* _What you should do_: Report each line of the data below in which "prev" appears.

* _Extracted material_:
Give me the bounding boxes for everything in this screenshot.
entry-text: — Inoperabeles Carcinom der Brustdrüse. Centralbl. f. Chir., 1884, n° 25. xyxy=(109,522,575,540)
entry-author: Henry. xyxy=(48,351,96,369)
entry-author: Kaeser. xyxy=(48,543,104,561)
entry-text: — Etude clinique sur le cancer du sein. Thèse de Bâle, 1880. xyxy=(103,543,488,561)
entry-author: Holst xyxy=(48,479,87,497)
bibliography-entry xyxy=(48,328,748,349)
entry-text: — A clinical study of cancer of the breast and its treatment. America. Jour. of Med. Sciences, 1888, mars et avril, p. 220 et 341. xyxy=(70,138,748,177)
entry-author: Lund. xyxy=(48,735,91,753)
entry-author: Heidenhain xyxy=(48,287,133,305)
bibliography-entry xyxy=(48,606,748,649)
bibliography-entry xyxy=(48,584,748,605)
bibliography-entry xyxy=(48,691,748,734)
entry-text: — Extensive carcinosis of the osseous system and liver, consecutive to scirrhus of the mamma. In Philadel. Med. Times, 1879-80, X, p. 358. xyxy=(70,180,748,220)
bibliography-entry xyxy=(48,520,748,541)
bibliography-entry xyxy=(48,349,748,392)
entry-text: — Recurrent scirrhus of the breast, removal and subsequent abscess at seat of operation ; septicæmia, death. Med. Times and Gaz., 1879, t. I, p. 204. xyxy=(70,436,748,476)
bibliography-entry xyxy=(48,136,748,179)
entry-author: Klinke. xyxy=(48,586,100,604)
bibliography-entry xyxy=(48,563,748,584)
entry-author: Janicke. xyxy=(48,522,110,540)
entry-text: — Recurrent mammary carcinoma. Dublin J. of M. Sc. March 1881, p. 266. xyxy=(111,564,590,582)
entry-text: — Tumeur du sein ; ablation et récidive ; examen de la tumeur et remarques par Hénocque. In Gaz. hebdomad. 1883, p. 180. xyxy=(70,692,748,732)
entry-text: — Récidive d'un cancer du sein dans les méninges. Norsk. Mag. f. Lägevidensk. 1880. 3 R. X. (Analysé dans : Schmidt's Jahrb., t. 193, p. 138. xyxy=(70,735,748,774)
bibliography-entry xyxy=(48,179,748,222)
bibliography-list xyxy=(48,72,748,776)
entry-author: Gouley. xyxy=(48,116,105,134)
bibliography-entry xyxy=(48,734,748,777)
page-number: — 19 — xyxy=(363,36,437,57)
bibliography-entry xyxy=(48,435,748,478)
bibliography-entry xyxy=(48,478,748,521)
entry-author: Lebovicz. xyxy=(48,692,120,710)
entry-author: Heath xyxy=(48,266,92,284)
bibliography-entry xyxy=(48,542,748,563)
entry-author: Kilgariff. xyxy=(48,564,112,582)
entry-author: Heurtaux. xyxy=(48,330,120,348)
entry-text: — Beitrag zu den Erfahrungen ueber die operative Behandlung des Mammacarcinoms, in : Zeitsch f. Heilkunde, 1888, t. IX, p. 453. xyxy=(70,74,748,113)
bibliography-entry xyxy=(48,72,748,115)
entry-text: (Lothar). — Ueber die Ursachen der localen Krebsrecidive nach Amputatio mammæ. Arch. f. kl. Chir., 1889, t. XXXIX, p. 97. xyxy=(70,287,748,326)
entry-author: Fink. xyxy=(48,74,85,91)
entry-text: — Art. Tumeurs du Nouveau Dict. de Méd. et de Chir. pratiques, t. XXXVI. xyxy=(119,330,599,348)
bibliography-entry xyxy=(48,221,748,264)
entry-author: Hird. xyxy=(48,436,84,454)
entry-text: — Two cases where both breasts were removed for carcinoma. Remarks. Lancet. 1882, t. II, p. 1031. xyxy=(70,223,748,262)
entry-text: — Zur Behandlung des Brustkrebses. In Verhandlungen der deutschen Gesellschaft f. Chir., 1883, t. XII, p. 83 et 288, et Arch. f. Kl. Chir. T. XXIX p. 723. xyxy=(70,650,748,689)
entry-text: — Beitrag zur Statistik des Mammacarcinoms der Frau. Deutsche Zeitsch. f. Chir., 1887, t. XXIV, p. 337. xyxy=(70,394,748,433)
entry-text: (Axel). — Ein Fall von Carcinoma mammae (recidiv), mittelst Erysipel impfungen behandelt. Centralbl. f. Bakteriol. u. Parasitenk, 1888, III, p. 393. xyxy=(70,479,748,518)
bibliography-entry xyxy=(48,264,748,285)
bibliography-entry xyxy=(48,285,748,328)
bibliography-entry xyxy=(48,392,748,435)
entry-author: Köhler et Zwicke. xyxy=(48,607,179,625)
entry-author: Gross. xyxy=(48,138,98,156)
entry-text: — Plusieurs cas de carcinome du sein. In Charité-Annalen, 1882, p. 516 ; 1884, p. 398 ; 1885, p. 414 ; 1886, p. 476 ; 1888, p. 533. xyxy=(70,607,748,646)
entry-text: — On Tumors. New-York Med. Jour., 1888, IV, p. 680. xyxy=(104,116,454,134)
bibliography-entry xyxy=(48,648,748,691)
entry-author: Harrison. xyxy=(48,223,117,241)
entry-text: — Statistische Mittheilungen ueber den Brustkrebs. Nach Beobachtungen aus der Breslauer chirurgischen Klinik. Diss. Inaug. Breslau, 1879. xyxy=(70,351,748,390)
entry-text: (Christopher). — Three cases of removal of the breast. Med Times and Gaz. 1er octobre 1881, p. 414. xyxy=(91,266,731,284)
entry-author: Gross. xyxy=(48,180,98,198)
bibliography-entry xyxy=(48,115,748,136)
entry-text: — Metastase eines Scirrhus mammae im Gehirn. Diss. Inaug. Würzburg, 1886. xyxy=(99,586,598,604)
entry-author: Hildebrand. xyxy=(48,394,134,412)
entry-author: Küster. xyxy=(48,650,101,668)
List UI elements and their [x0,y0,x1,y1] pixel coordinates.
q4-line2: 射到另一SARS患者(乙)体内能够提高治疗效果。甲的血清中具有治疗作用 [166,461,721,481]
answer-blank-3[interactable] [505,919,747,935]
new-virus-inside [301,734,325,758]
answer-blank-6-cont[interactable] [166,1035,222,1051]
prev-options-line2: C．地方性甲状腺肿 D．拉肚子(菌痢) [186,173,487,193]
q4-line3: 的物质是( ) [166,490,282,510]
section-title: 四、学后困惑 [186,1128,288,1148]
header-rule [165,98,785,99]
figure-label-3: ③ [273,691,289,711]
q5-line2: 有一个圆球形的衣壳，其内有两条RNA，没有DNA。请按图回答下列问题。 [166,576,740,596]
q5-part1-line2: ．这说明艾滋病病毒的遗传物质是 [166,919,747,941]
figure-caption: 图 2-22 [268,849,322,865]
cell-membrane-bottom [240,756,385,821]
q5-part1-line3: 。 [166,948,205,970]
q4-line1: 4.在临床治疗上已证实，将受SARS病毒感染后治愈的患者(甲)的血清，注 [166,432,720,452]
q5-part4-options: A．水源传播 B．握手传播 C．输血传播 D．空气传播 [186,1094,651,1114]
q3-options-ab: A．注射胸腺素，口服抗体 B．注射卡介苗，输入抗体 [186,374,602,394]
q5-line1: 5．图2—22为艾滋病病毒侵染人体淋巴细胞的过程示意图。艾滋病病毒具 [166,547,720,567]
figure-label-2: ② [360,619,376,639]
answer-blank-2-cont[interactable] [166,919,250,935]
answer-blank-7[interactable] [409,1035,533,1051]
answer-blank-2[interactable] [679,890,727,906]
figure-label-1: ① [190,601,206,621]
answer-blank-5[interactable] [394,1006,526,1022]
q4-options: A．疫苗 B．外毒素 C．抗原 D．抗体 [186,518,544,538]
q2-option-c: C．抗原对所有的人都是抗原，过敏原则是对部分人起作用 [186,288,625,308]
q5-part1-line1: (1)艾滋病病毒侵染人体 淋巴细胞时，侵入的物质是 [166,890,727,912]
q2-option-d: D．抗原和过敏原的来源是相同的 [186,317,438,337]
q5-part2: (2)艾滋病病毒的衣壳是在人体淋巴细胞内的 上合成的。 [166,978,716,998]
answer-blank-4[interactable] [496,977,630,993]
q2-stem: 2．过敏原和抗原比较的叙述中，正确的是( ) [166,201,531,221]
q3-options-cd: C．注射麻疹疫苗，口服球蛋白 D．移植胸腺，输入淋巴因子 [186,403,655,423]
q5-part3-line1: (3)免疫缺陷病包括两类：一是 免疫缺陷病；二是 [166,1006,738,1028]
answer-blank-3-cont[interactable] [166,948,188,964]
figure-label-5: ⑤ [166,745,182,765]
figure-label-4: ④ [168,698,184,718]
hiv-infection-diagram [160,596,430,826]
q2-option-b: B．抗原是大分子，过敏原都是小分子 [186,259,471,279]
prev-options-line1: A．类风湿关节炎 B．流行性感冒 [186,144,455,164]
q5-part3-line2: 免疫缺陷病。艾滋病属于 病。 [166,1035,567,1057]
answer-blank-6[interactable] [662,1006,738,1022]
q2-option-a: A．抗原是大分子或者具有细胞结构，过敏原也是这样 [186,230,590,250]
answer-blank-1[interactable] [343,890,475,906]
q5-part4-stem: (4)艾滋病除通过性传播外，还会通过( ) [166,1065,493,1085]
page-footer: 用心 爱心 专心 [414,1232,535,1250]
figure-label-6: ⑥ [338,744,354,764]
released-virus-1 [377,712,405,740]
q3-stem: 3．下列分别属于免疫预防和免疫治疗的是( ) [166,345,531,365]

* _Result_:
prev-options-line2: C．地方性甲状腺肿 D．拉肚子(菌痢) [186,173,487,193]
prev-options-line1: A．类风湿关节炎 B．流行性感冒 [186,144,455,164]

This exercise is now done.